=== Your objective ===
Give the number of lines that include the word "zone", and nothing else.

Rows from a dataset
-------

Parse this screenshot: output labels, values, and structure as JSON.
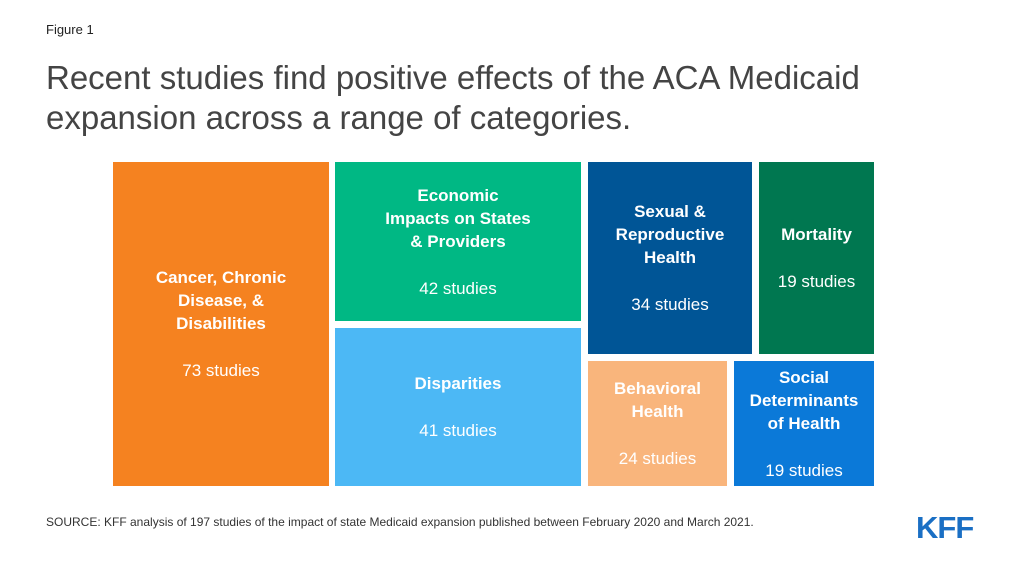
{
  "figure_label": "Figure 1",
  "title": "Recent studies find positive effects of the ACA Medicaid expansion across a range of categories.",
  "source": "SOURCE: KFF analysis of 197 studies of the impact of state Medicaid expansion published between February 2020 and March 2021.",
  "logo": "KFF",
  "chart_data": {
    "type": "treemap",
    "title": "",
    "unit": "studies",
    "items": [
      {
        "name": "Cancer, Chronic\nDisease, &\nDisabilities",
        "value": 73,
        "label": "73 studies",
        "color": "#f58220"
      },
      {
        "name": "Economic\nImpacts on States\n& Providers",
        "value": 42,
        "label": "42 studies",
        "color": "#00b884"
      },
      {
        "name": "Disparities",
        "value": 41,
        "label": "41 studies",
        "color": "#4cb8f5"
      },
      {
        "name": "Sexual &\nReproductive\nHealth",
        "value": 34,
        "label": "34 studies",
        "color": "#005596"
      },
      {
        "name": "Mortality",
        "value": 19,
        "label": "19 studies",
        "color": "#007750"
      },
      {
        "name": "Behavioral\nHealth",
        "value": 24,
        "label": "24 studies",
        "color": "#f9b57c"
      },
      {
        "name": "Social\nDeterminants\nof Health",
        "value": 19,
        "label": "19 studies",
        "color": "#0b79d8"
      }
    ]
  }
}
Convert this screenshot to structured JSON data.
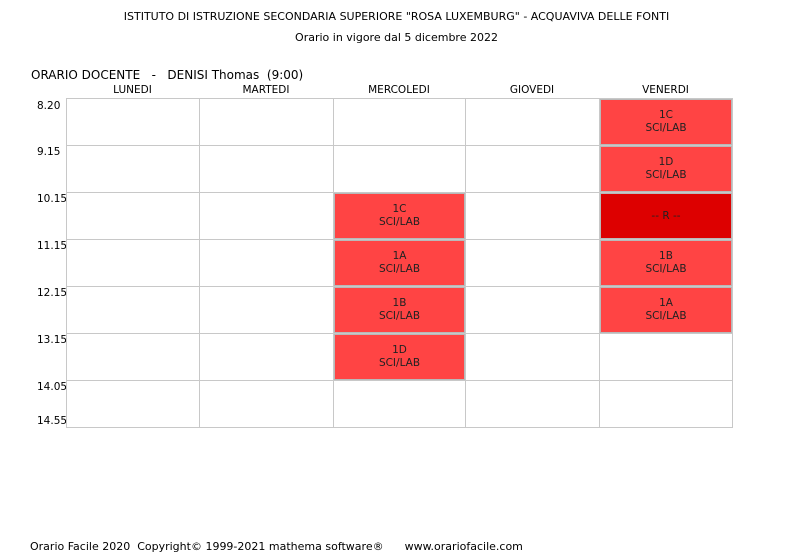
{
  "header": {
    "title": "ISTITUTO DI ISTRUZIONE SECONDARIA SUPERIORE \"ROSA LUXEMBURG\" - ACQUAVIVA DELLE FONTI",
    "subtitle": "Orario in vigore dal 5 dicembre 2022"
  },
  "teacher_label": "ORARIO DOCENTE   -   DENISI Thomas  (9:00)",
  "days": [
    "LUNEDI",
    "MARTEDI",
    "MERCOLEDI",
    "GIOVEDI",
    "VENERDI"
  ],
  "times": [
    "8.20",
    "9.15",
    "10.15",
    "11.15",
    "12.15",
    "13.15",
    "14.05",
    "14.55"
  ],
  "lessons": [
    {
      "day": 2,
      "slot": 2,
      "class_name": "1C",
      "subject": "SCI/LAB",
      "color": "#ff4444"
    },
    {
      "day": 2,
      "slot": 3,
      "class_name": "1A",
      "subject": "SCI/LAB",
      "color": "#ff4444"
    },
    {
      "day": 2,
      "slot": 4,
      "class_name": "1B",
      "subject": "SCI/LAB",
      "color": "#ff4444"
    },
    {
      "day": 2,
      "slot": 5,
      "class_name": "1D",
      "subject": "SCI/LAB",
      "color": "#ff4444"
    },
    {
      "day": 4,
      "slot": 0,
      "class_name": "1C",
      "subject": "SCI/LAB",
      "color": "#ff4444"
    },
    {
      "day": 4,
      "slot": 1,
      "class_name": "1D",
      "subject": "SCI/LAB",
      "color": "#ff4444"
    },
    {
      "day": 4,
      "slot": 2,
      "class_name": "-- R --",
      "subject": "",
      "color": "#dd0000"
    },
    {
      "day": 4,
      "slot": 3,
      "class_name": "1B",
      "subject": "SCI/LAB",
      "color": "#ff4444"
    },
    {
      "day": 4,
      "slot": 4,
      "class_name": "1A",
      "subject": "SCI/LAB",
      "color": "#ff4444"
    }
  ],
  "footer": "Orario Facile 2020  Copyright© 1999-2021 mathema software®      www.orariofacile.com"
}
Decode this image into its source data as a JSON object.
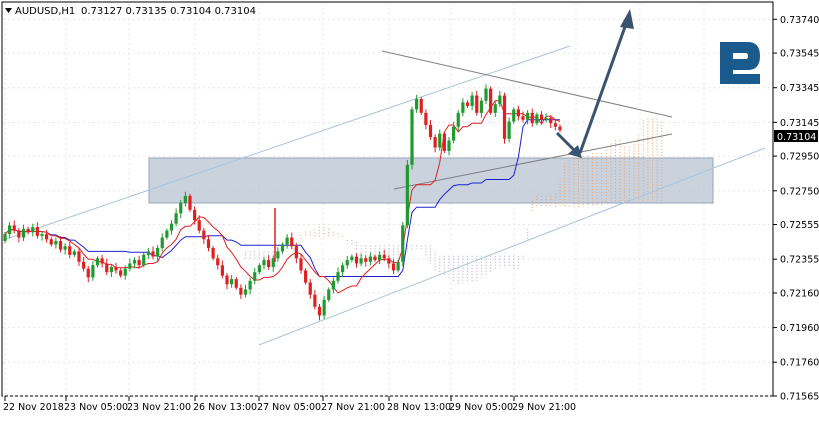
{
  "header": {
    "symbol_tf": "AUDUSD,H1",
    "ohlc": "0.73127 0.73135 0.73104 0.73104"
  },
  "price_axis": {
    "labels": [
      "0.73740",
      "0.73545",
      "0.73345",
      "0.73145",
      "0.72950",
      "0.72750",
      "0.72555",
      "0.72355",
      "0.72160",
      "0.71960",
      "0.71760",
      "0.71565"
    ],
    "current_price": "0.73104"
  },
  "time_axis": {
    "labels": [
      "22 Nov 2018",
      "23 Nov 05:00",
      "23 Nov 21:00",
      "26 Nov 13:00",
      "27 Nov 05:00",
      "27 Nov 21:00",
      "28 Nov 13:00",
      "29 Nov 05:00",
      "29 Nov 21:00"
    ]
  },
  "logo": {
    "icon": "r-brand-logo",
    "color": "#1b5a8c"
  },
  "colors": {
    "bull": "#1f9a2e",
    "bear": "#e02020",
    "kijun": "#2020d0",
    "tenkan": "#e02020",
    "cloud": "#f0a060",
    "zone": "#c0cad8",
    "channel": "#a8c4dc",
    "triangle": "#808080",
    "arrow": "#3a5470"
  },
  "chart_data": {
    "type": "candlestick",
    "title": "",
    "symbol": "AUDUSD",
    "timeframe": "H1",
    "ylim": [
      0.71565,
      0.7384
    ],
    "y_ticks": [
      0.7374,
      0.73545,
      0.73345,
      0.73145,
      0.7295,
      0.7275,
      0.72555,
      0.72355,
      0.7216,
      0.7196,
      0.7176,
      0.71565
    ],
    "last_price": 0.73104,
    "close_series": [
      0.725,
      0.7255,
      0.7252,
      0.7248,
      0.7253,
      0.7251,
      0.7254,
      0.7249,
      0.725,
      0.7247,
      0.7244,
      0.7246,
      0.7241,
      0.7243,
      0.7238,
      0.724,
      0.7234,
      0.723,
      0.7225,
      0.7232,
      0.7236,
      0.7233,
      0.7228,
      0.7231,
      0.7229,
      0.7226,
      0.723,
      0.7233,
      0.7235,
      0.7232,
      0.7238,
      0.724,
      0.7237,
      0.7242,
      0.7248,
      0.7252,
      0.7256,
      0.7262,
      0.7268,
      0.7272,
      0.7264,
      0.7258,
      0.7252,
      0.7247,
      0.7242,
      0.7236,
      0.7232,
      0.7226,
      0.7221,
      0.7224,
      0.7219,
      0.7215,
      0.7218,
      0.7223,
      0.7228,
      0.7232,
      0.7235,
      0.7231,
      0.7236,
      0.724,
      0.7244,
      0.7248,
      0.7243,
      0.7236,
      0.7229,
      0.7222,
      0.7215,
      0.7208,
      0.7203,
      0.7212,
      0.7218,
      0.7223,
      0.7228,
      0.7232,
      0.7235,
      0.7237,
      0.7233,
      0.7236,
      0.7234,
      0.7237,
      0.7235,
      0.7238,
      0.7236,
      0.7233,
      0.7229,
      0.7234,
      0.7255,
      0.729,
      0.7322,
      0.7328,
      0.732,
      0.7313,
      0.7306,
      0.73,
      0.7308,
      0.7298,
      0.7304,
      0.7312,
      0.732,
      0.7326,
      0.7324,
      0.733,
      0.732,
      0.7327,
      0.7334,
      0.732,
      0.7325,
      0.733,
      0.7305,
      0.7315,
      0.7322,
      0.7318,
      0.7316,
      0.732,
      0.7314,
      0.7319,
      0.7316,
      0.7317,
      0.7314,
      0.7312,
      0.731
    ],
    "annotations": [
      "price channel (upward)",
      "triangle",
      "resistance-support zone 0.72750-0.72950",
      "forecast arrow up"
    ]
  }
}
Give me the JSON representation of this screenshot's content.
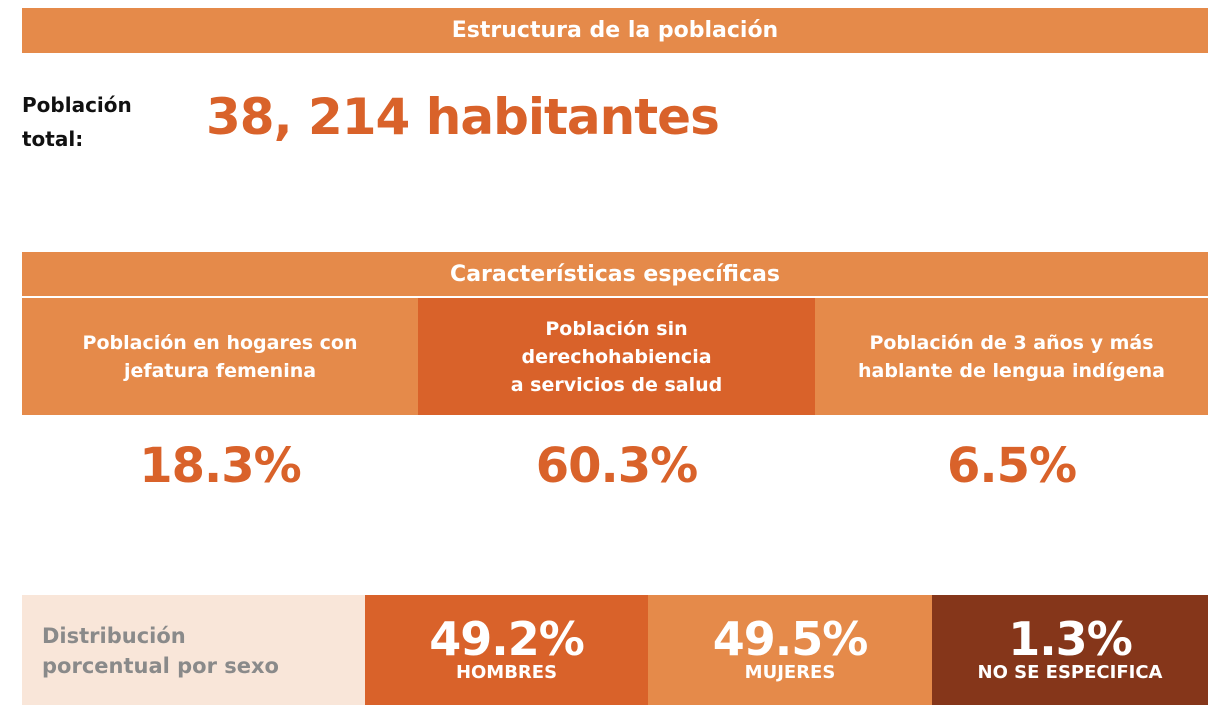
{
  "header": {
    "title": "Estructura de la población"
  },
  "total": {
    "label_lines": [
      "Población",
      "total:"
    ],
    "value": "38, 214 habitantes"
  },
  "specific": {
    "title": "Características específicas",
    "items": [
      {
        "label_lines": [
          "Población en hogares con",
          "jefatura femenina"
        ],
        "value": "18.3%"
      },
      {
        "label_lines": [
          "Población sin",
          "derechohabiencia",
          "a servicios de salud"
        ],
        "value": "60.3%"
      },
      {
        "label_lines": [
          "Población de 3 años y más",
          "hablante de lengua indígena"
        ],
        "value": "6.5%"
      }
    ]
  },
  "sex": {
    "label_lines": [
      "Distribución",
      "porcentual por sexo"
    ],
    "items": [
      {
        "value": "49.2%",
        "label": "HOMBRES"
      },
      {
        "value": "49.5%",
        "label": "MUJERES"
      },
      {
        "value": "1.3%",
        "label": "NO SE ESPECIFICA"
      }
    ]
  }
}
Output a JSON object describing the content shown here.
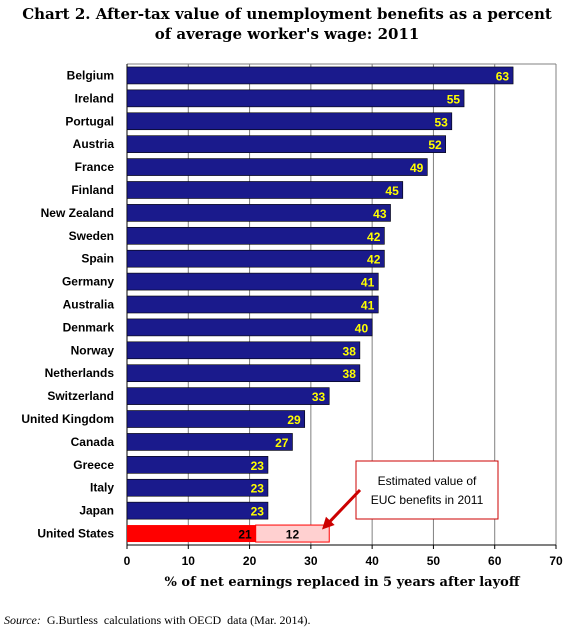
{
  "chart_data": {
    "type": "bar",
    "orientation": "horizontal",
    "title_line1": "Chart 2. After-tax value of unemployment benefits as a percent",
    "title_line2": "of average worker's wage:  2011",
    "xlabel": "% of net earnings replaced in 5 years after layoff",
    "xlim": [
      0,
      70
    ],
    "xticks": [
      0,
      10,
      20,
      30,
      40,
      50,
      60,
      70
    ],
    "grid": "vertical",
    "categories": [
      "Belgium",
      "Ireland",
      "Portugal",
      "Austria",
      "France",
      "Finland",
      "New Zealand",
      "Sweden",
      "Spain",
      "Germany",
      "Australia",
      "Denmark",
      "Norway",
      "Netherlands",
      "Switzerland",
      "United Kingdom",
      "Canada",
      "Greece",
      "Italy",
      "Japan",
      "United States"
    ],
    "values": [
      63,
      55,
      53,
      52,
      49,
      45,
      43,
      42,
      42,
      41,
      41,
      40,
      38,
      38,
      33,
      29,
      27,
      23,
      23,
      23,
      21
    ],
    "value_labels": [
      "63",
      "55",
      "53",
      "52",
      "49",
      "45",
      "43",
      "42",
      "42",
      "41",
      "41",
      "40",
      "38",
      "38",
      "33",
      "29",
      "27",
      "23",
      "23",
      "23",
      "21"
    ],
    "us_extra": {
      "value": 12,
      "label": "12"
    },
    "annotation": {
      "line1": "Estimated value of",
      "line2": "EUC benefits in 2011"
    },
    "colors": {
      "bar": "#1a1a8c",
      "bar_label": "#ffff00",
      "us_bar": "#ff0000",
      "us_extra": "#ffd0d0",
      "us_label": "#000000",
      "arrow": "#cc0000",
      "grid": "#808080"
    }
  },
  "source": {
    "prefix": "Source:",
    "text": "  G.Burtless  calculations with OECD  data (Mar. 2014)."
  }
}
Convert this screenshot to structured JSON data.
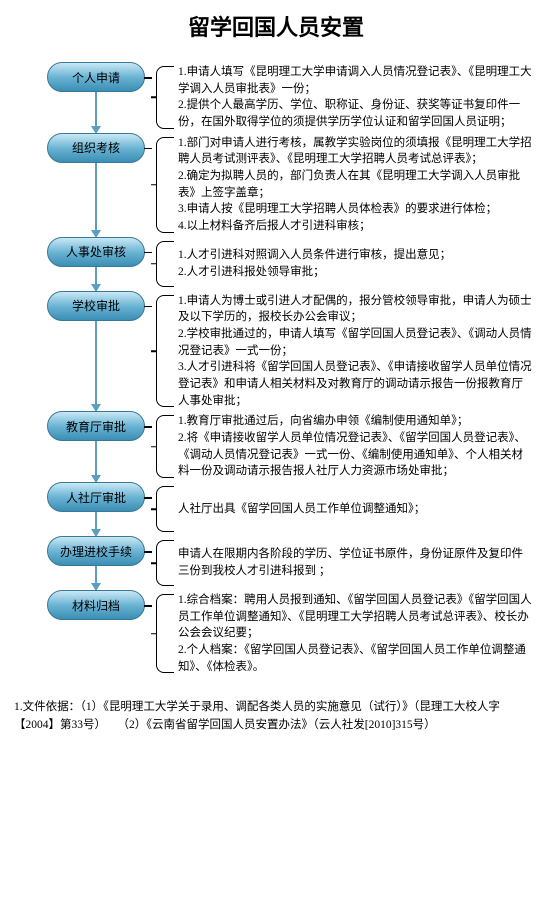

-------

=== Final result ===
2